WHAT TO PRODUCE —
Pull out every line of the listing below where "Drift" appears.

RECORDS TO PROCESS —
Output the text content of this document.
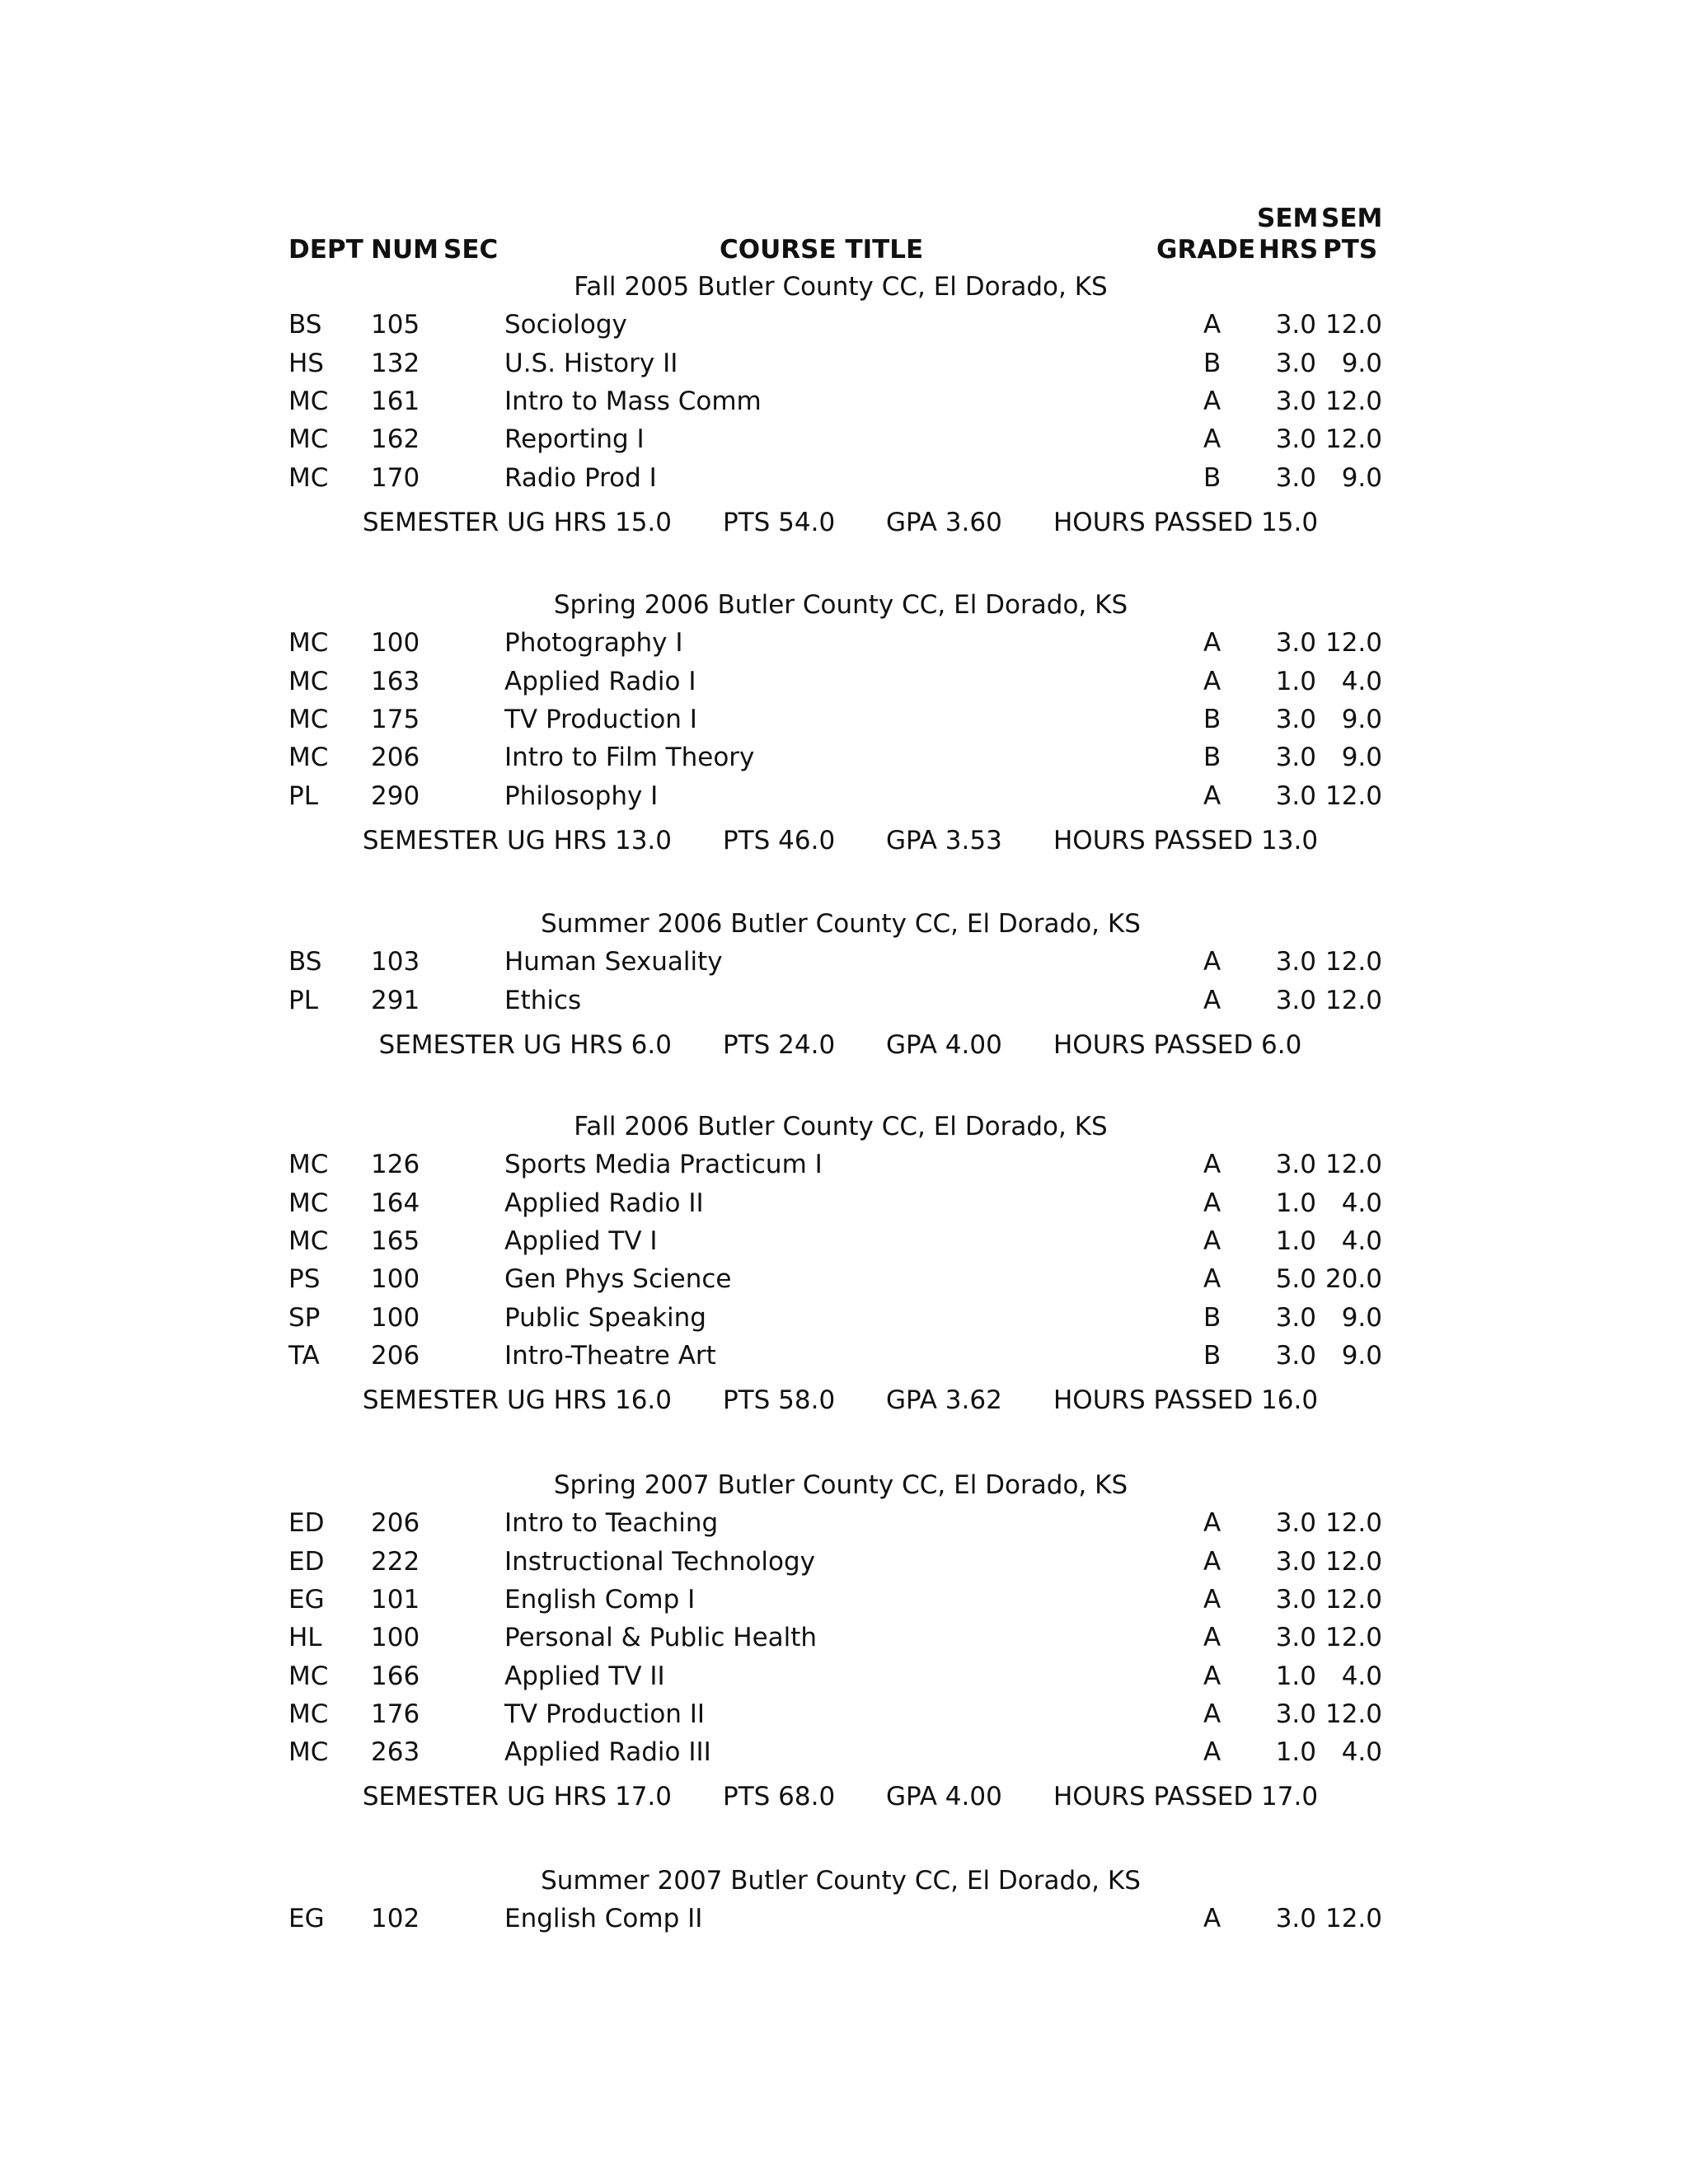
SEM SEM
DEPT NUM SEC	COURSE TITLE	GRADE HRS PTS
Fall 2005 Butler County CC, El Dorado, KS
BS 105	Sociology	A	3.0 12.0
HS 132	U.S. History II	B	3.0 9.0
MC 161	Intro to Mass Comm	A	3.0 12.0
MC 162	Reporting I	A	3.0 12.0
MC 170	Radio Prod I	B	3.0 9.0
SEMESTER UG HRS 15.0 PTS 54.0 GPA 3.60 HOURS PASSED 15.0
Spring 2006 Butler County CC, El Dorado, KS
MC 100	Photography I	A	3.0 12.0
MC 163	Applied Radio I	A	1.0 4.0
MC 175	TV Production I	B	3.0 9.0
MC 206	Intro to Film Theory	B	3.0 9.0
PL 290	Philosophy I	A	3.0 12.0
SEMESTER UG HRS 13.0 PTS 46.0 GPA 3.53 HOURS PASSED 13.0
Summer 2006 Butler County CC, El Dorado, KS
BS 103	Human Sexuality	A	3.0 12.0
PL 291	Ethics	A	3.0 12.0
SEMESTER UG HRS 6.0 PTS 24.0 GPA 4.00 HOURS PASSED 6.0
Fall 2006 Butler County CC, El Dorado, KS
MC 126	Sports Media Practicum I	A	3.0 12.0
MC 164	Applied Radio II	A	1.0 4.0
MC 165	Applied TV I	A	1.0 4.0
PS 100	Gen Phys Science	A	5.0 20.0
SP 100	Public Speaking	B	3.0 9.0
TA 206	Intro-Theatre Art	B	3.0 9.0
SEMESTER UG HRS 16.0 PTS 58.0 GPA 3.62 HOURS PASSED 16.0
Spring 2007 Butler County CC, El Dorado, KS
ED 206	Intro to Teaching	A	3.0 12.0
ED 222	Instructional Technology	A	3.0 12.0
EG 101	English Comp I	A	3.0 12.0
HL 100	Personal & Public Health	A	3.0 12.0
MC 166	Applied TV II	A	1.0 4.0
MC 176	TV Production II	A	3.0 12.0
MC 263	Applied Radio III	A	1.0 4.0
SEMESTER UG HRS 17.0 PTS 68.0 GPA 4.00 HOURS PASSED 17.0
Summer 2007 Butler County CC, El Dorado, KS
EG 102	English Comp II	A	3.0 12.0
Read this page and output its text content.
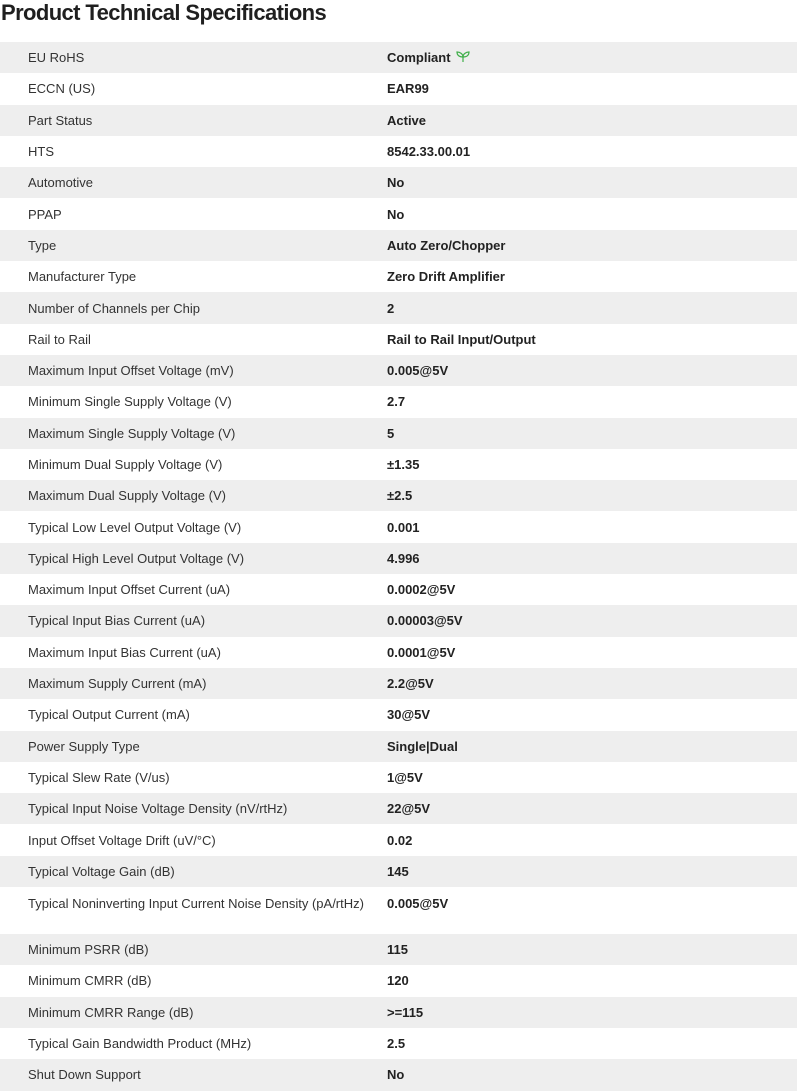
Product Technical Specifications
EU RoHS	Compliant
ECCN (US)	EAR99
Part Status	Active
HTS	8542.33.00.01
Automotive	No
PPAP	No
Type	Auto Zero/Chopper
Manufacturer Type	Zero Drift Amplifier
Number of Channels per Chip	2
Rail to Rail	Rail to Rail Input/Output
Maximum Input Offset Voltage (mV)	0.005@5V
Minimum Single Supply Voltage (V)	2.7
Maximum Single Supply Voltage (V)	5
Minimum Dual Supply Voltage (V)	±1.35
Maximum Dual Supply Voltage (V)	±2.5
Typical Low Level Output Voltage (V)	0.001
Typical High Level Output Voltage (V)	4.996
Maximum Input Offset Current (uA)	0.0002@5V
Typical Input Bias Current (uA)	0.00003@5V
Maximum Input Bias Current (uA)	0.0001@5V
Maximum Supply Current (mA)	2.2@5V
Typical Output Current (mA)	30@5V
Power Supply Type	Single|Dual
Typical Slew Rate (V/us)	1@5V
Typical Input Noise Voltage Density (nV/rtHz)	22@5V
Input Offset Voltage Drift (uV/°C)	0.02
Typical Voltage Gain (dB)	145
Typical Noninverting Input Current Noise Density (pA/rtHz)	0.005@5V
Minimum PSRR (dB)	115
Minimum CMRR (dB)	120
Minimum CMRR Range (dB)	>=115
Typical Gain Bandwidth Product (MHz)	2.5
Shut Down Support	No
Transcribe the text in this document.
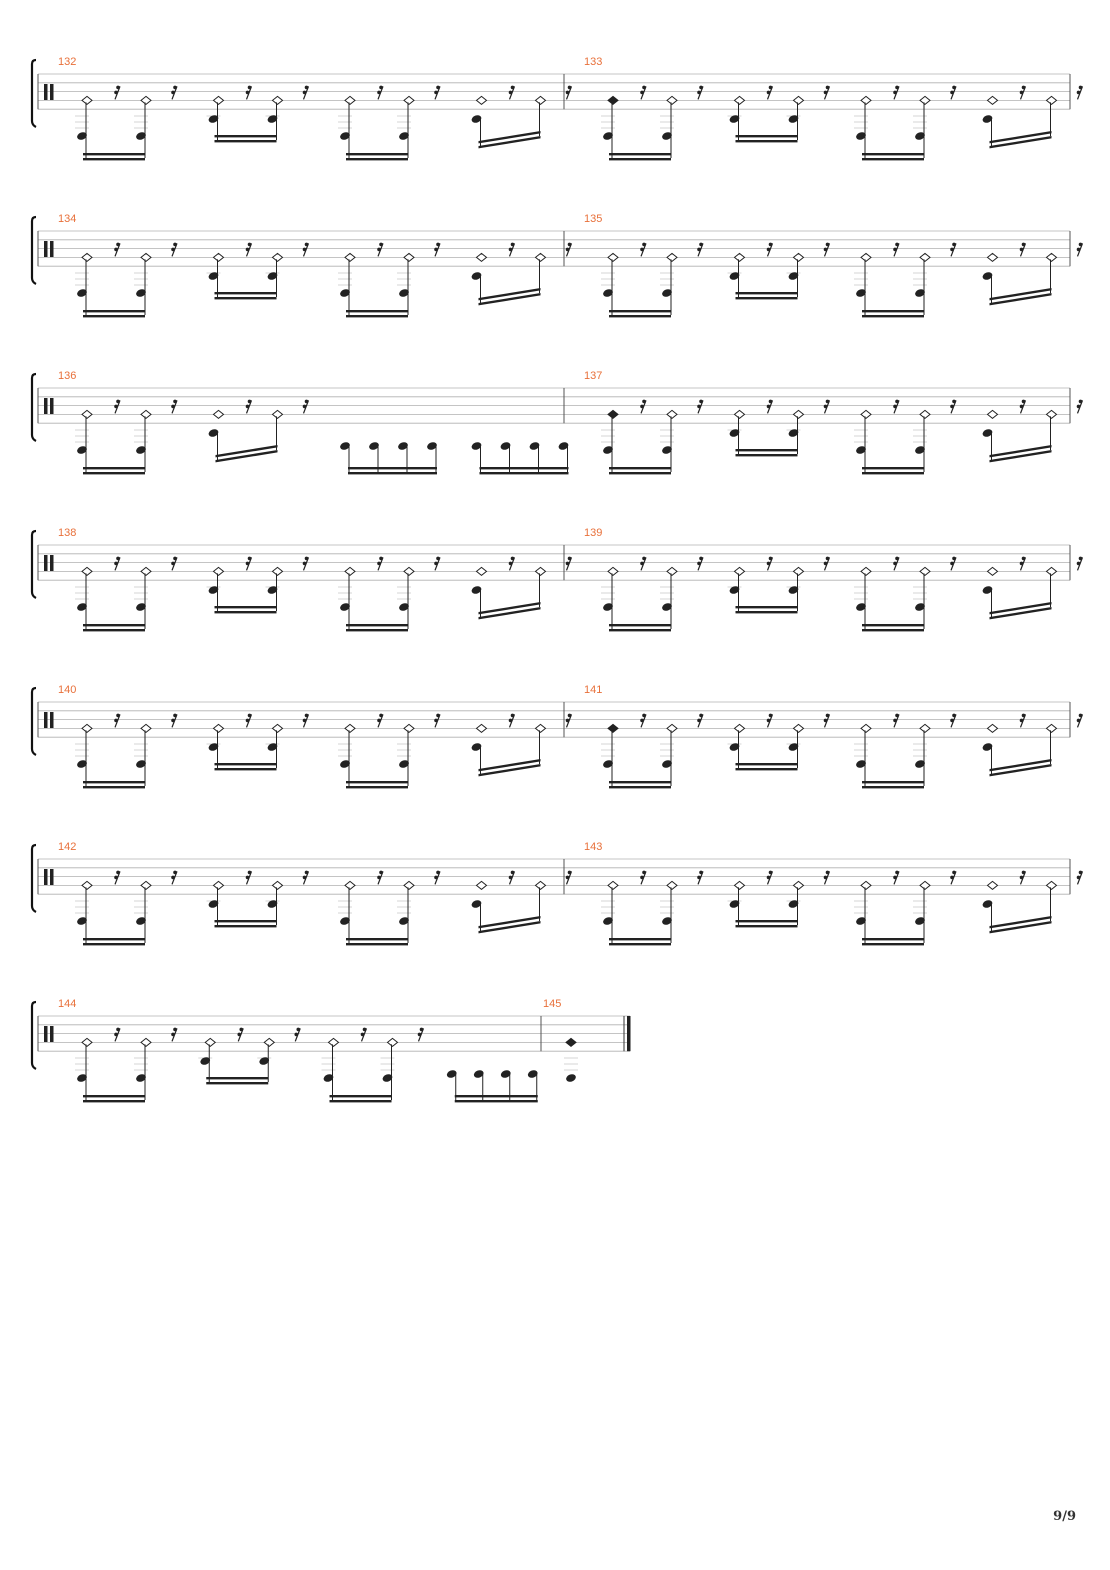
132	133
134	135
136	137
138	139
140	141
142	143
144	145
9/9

WORKED SOLUTION —
Manufacturer Type	Zero Drift Amplifier
Input Offset Voltage Drift (uV/°C)	0.02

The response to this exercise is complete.